Stored records:
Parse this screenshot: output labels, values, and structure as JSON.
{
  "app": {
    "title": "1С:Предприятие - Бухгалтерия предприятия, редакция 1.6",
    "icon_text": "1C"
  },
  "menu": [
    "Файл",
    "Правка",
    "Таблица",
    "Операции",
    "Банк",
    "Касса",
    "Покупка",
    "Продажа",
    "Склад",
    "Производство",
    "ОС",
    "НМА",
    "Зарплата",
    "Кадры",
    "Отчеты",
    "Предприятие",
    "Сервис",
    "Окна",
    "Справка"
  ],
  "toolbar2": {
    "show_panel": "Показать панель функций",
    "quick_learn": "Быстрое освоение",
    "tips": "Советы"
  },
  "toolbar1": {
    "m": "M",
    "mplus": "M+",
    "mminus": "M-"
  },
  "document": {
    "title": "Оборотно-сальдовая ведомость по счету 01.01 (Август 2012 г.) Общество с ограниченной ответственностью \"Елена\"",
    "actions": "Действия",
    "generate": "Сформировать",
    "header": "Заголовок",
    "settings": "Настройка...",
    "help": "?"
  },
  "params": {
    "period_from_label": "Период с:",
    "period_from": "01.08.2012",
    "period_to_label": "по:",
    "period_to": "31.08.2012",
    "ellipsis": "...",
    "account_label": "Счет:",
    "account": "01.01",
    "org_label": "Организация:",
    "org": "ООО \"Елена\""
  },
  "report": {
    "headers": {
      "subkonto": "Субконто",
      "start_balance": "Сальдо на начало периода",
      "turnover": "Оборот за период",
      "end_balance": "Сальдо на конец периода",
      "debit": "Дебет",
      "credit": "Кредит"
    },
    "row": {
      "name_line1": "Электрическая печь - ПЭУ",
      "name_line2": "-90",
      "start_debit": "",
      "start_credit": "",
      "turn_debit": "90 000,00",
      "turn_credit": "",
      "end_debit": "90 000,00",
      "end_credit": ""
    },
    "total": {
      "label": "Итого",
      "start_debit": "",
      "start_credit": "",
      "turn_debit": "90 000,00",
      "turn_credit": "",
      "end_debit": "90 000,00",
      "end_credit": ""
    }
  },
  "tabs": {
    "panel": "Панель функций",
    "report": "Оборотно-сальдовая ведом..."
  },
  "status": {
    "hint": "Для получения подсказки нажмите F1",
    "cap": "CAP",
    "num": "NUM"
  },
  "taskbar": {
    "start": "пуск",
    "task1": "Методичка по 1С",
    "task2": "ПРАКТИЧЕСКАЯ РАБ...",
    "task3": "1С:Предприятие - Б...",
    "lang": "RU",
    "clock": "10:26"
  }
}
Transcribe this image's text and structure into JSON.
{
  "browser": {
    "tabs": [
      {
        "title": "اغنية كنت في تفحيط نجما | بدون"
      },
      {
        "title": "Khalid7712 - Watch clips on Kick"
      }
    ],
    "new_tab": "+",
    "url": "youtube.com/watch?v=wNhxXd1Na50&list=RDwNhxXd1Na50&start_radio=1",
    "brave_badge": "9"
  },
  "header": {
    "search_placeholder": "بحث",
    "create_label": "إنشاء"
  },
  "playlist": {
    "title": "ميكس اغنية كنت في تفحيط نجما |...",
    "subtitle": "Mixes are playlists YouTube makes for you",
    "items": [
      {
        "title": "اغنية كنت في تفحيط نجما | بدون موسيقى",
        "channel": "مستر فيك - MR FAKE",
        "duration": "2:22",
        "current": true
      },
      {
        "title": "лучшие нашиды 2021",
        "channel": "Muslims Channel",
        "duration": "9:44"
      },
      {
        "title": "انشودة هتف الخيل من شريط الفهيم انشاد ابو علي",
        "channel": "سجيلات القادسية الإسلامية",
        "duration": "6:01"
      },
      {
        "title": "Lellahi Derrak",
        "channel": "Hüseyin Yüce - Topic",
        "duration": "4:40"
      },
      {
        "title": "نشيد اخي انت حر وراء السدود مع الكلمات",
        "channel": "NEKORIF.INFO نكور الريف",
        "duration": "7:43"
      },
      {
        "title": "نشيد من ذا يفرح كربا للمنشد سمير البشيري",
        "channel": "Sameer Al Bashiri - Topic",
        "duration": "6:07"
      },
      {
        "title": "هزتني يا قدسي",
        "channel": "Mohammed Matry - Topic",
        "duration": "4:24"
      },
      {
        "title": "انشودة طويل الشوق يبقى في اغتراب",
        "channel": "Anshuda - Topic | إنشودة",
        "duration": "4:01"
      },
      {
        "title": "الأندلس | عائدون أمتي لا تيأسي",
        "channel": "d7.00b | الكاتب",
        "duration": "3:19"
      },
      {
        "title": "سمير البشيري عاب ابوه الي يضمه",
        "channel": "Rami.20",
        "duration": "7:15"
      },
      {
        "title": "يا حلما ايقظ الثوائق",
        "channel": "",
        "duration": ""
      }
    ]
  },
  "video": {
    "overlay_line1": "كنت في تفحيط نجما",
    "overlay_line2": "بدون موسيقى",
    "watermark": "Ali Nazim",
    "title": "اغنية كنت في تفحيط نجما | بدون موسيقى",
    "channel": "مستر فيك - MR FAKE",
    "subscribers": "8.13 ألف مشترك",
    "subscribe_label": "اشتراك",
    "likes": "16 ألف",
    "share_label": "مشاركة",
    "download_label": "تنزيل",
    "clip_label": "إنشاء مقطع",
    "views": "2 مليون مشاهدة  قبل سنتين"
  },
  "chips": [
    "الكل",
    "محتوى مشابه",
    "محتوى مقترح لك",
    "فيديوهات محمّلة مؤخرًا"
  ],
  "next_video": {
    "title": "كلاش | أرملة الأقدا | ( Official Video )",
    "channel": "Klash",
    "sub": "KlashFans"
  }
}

**PROMPT**
Retype all of the entries precisely as they are.

**SOLVED PROBLEM**
Parse this screenshot: output labels, values, and structure as JSON.
{
  "app": {
    "title": "1С:Предприятие - Бухгалтерия предприятия, редакция 1.6",
    "icon_text": "1C"
  },
  "menu": [
    "Файл",
    "Правка",
    "Таблица",
    "Операции",
    "Банк",
    "Касса",
    "Покупка",
    "Продажа",
    "Склад",
    "Производство",
    "ОС",
    "НМА",
    "Зарплата",
    "Кадры",
    "Отчеты",
    "Предприятие",
    "Сервис",
    "Окна",
    "Справка"
  ],
  "toolbar2": {
    "show_panel": "Показать панель функций",
    "quick_learn": "Быстрое освоение",
    "tips": "Советы"
  },
  "toolbar1": {
    "m": "M",
    "mplus": "M+",
    "mminus": "M-"
  },
  "document": {
    "title": "Оборотно-сальдовая ведомость по счету 01.01 (Август 2012 г.) Общество с ограниченной ответственностью \"Елена\"",
    "actions": "Действия",
    "generate": "Сформировать",
    "header": "Заголовок",
    "settings": "Настройка...",
    "help": "?"
  },
  "params": {
    "period_from_label": "Период с:",
    "period_from": "01.08.2012",
    "period_to_label": "по:",
    "period_to": "31.08.2012",
    "ellipsis": "...",
    "account_label": "Счет:",
    "account": "01.01",
    "org_label": "Организация:",
    "org": "ООО \"Елена\""
  },
  "report": {
    "headers": {
      "subkonto": "Субконто",
      "start_balance": "Сальдо на начало периода",
      "turnover": "Оборот за период",
      "end_balance": "Сальдо на конец периода",
      "debit": "Дебет",
      "credit": "Кредит"
    },
    "row": {
      "name_line1": "Электрическая печь - ПЭУ",
      "name_line2": "-90",
      "start_debit": "",
      "start_credit": "",
      "turn_debit": "90 000,00",
      "turn_credit": "",
      "end_debit": "90 000,00",
      "end_credit": ""
    },
    "total": {
      "label": "Итого",
      "start_debit": "",
      "start_credit": "",
      "turn_debit": "90 000,00",
      "turn_credit": "",
      "end_debit": "90 000,00",
      "end_credit": ""
    }
  },
  "tabs": {
    "panel": "Панель функций",
    "report": "Оборотно-сальдовая ведом..."
  },
  "status": {
    "hint": "Для получения подсказки нажмите F1",
    "cap": "CAP",
    "num": "NUM"
  },
  "taskbar": {
    "start": "пуск",
    "task1": "Методичка по 1С",
    "task2": "ПРАКТИЧЕСКАЯ РАБ...",
    "task3": "1С:Предприятие - Б...",
    "lang": "RU",
    "clock": "10:26"
  }
}
Transcribe this image's text and structure into JSON.
{
  "browser": {
    "tabs": [
      {
        "title": "اغنية كنت في تفحيط نجما | بدون"
      },
      {
        "title": "Khalid7712 - Watch clips on Kick"
      }
    ],
    "new_tab": "+",
    "url": "youtube.com/watch?v=wNhxXd1Na50&list=RDwNhxXd1Na50&start_radio=1",
    "brave_badge": "9"
  },
  "header": {
    "search_placeholder": "بحث",
    "create_label": "إنشاء"
  },
  "playlist": {
    "title": "ميكس اغنية كنت في تفحيط نجما |...",
    "subtitle": "Mixes are playlists YouTube makes for you",
    "items": [
      {
        "title": "اغنية كنت في تفحيط نجما | بدون موسيقى",
        "channel": "مستر فيك - MR FAKE",
        "duration": "2:22",
        "current": true
      },
      {
        "title": "лучшие нашиды 2021",
        "channel": "Muslims Channel",
        "duration": "9:44"
      },
      {
        "title": "انشودة هتف الخيل من شريط الفهيم انشاد ابو علي",
        "channel": "سجيلات القادسية الإسلامية",
        "duration": "6:01"
      },
      {
        "title": "Lellahi Derrak",
        "channel": "Hüseyin Yüce - Topic",
        "duration": "4:40"
      },
      {
        "title": "نشيد اخي انت حر وراء السدود مع الكلمات",
        "channel": "NEKORIF.INFO نكور الريف",
        "duration": "7:43"
      },
      {
        "title": "نشيد من ذا يفرح كربا للمنشد سمير البشيري",
        "channel": "Sameer Al Bashiri - Topic",
        "duration": "6:07"
      },
      {
        "title": "هزتني يا قدسي",
        "channel": "Mohammed Matry - Topic",
        "duration": "4:24"
      },
      {
        "title": "انشودة طويل الشوق يبقى في اغتراب",
        "channel": "Anshuda - Topic | إنشودة",
        "duration": "4:01"
      },
      {
        "title": "الأندلس | عائدون أمتي لا تيأسي",
        "channel": "d7.00b | الكاتب",
        "duration": "3:19"
      },
      {
        "title": "سمير البشيري عاب ابوه الي يضمه",
        "channel": "Rami.20",
        "duration": "7:15"
      },
      {
        "title": "يا حلما ايقظ الثوائق",
        "channel": "",
        "duration": ""
      }
    ]
  },
  "video": {
    "overlay_line1": "كنت في تفحيط نجما",
    "overlay_line2": "بدون موسيقى",
    "watermark": "Ali Nazim",
    "title": "اغنية كنت في تفحيط نجما | بدون موسيقى",
    "channel": "مستر فيك - MR FAKE",
    "subscribers": "8.13 ألف مشترك",
    "subscribe_label": "اشتراك",
    "likes": "16 ألف",
    "share_label": "مشاركة",
    "download_label": "تنزيل",
    "clip_label": "إنشاء مقطع",
    "views": "2 مليون مشاهدة  قبل سنتين"
  },
  "chips": [
    "الكل",
    "محتوى مشابه",
    "محتوى مقترح لك",
    "فيديوهات محمّلة مؤخرًا"
  ],
  "next_video": {
    "title": "كلاش | أرملة الأقدا | ( Official Video )",
    "channel": "Klash",
    "sub": "KlashFans"
  }
}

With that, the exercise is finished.